Stored items:
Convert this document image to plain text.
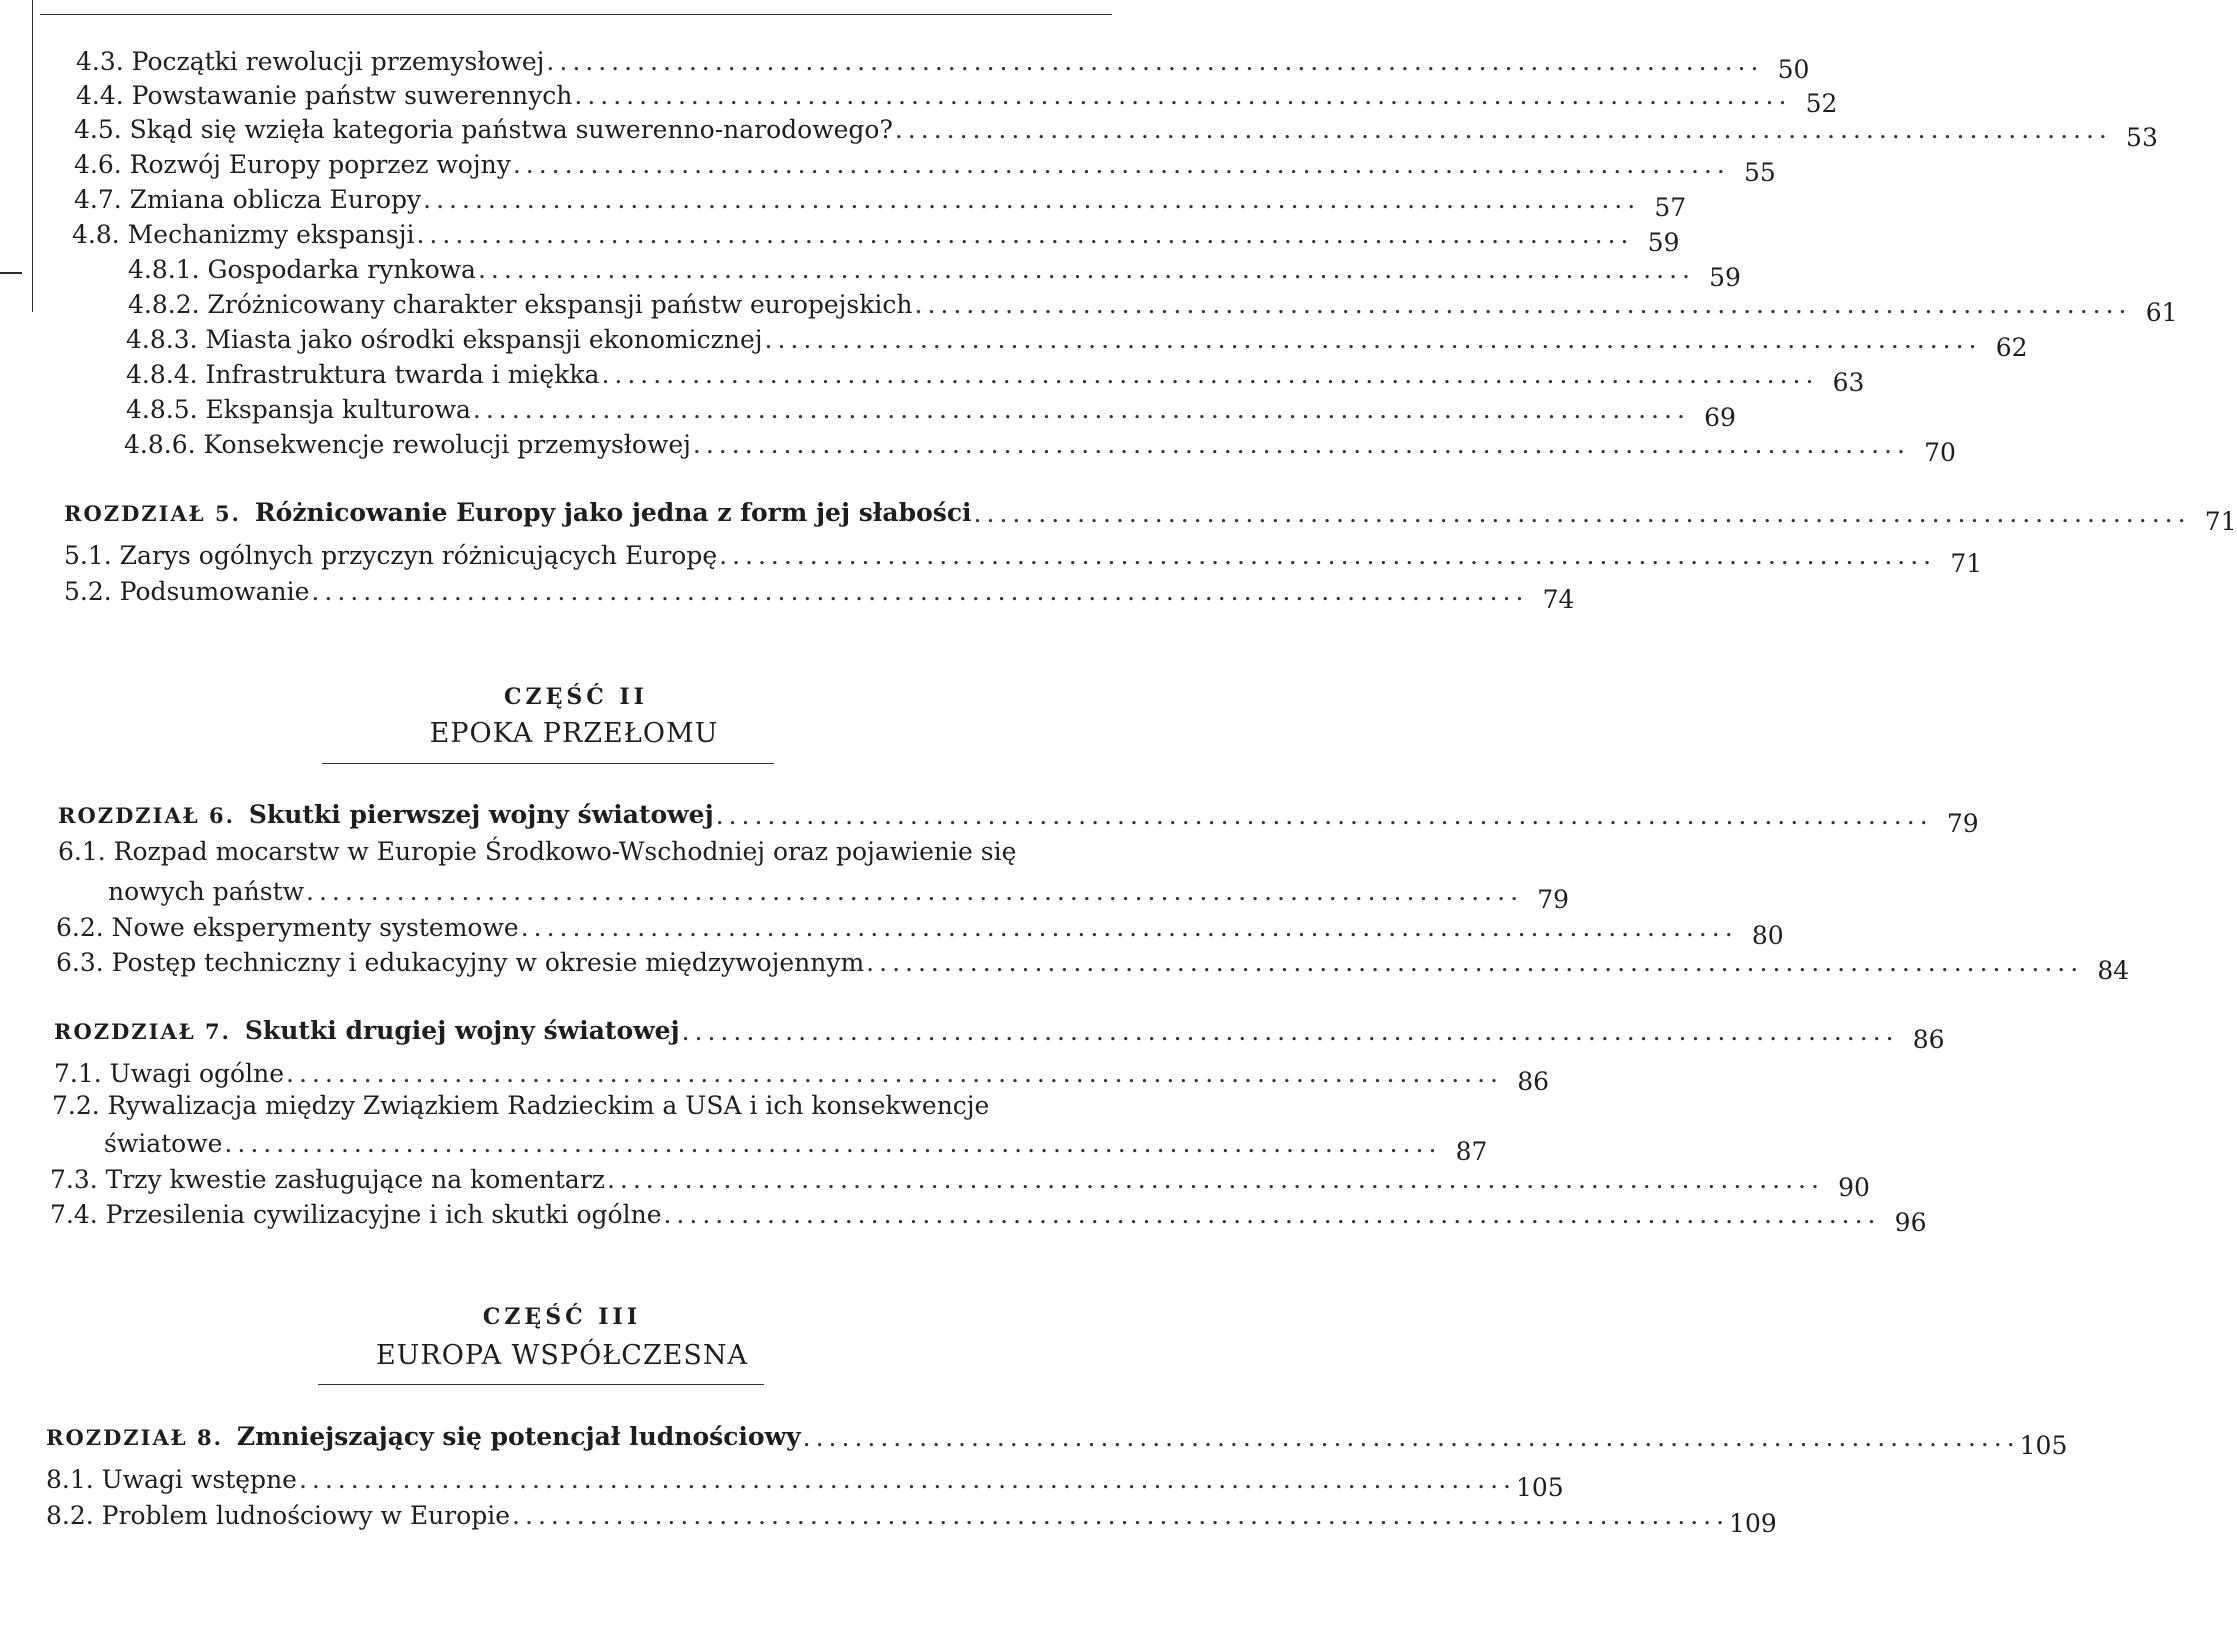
4.3. Początki rewolucji przemysłowej .............................................................................................. 50
4.4. Powstawanie państw suwerennych .............................................................................................. 52
4.5. Skąd się wzięła kategoria państwa suwerenno-narodowego? .............................................................................................. 53
4.6. Rozwój Europy poprzez wojny .............................................................................................. 55
4.7. Zmiana oblicza Europy .............................................................................................. 57
4.8. Mechanizmy ekspansji .............................................................................................. 59
4.8.1. Gospodarka rynkowa .............................................................................................. 59
4.8.2. Zróżnicowany charakter ekspansji państw europejskich .............................................................................................. 61
4.8.3. Miasta jako ośrodki ekspansji ekonomicznej .............................................................................................. 62
4.8.4. Infrastruktura twarda i miękka .............................................................................................. 63
4.8.5. Ekspansja kulturowa .............................................................................................. 69
4.8.6. Konsekwencje rewolucji przemysłowej .............................................................................................. 70
ROZDZIAŁ 5. Różnicowanie Europy jako jedna z form jej słabości .............................................................................................. 71
5.1. Zarys ogólnych przyczyn różnicujących Europę .............................................................................................. 71
5.2. Podsumowanie .............................................................................................. 74
CZĘŚĆ II
EPOKA PRZEŁOMU
ROZDZIAŁ 6. Skutki pierwszej wojny światowej .............................................................................................. 79
6.1. Rozpad mocarstw w Europie Środkowo-Wschodniej oraz pojawienie się
nowych państw .............................................................................................. 79
6.2. Nowe eksperymenty systemowe .............................................................................................. 80
6.3. Postęp techniczny i edukacyjny w okresie międzywojennym .............................................................................................. 84
ROZDZIAŁ 7. Skutki drugiej wojny światowej .............................................................................................. 86
7.1. Uwagi ogólne .............................................................................................. 86
7.2. Rywalizacja między Związkiem Radzieckim a USA i ich konsekwencje
światowe .............................................................................................. 87
7.3. Trzy kwestie zasługujące na komentarz .............................................................................................. 90
7.4. Przesilenia cywilizacyjne i ich skutki ogólne .............................................................................................. 96
CZĘŚĆ III
EUROPA WSPÓŁCZESNA
ROZDZIAŁ 8. Zmniejszający się potencjał ludnościowy .............................................................................................. 105
8.1. Uwagi wstępne .............................................................................................. 105
8.2. Problem ludnościowy w Europie .............................................................................................. 109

WORK TO COMPLETE: Show each line of the listing that holds the string "ogólne".

EXERCISE RESULT:
7.1. Uwagi ogólne .............................................................................................. 86
7.4. Przesilenia cywilizacyjne i ich skutki ogólne .............................................................................................. 96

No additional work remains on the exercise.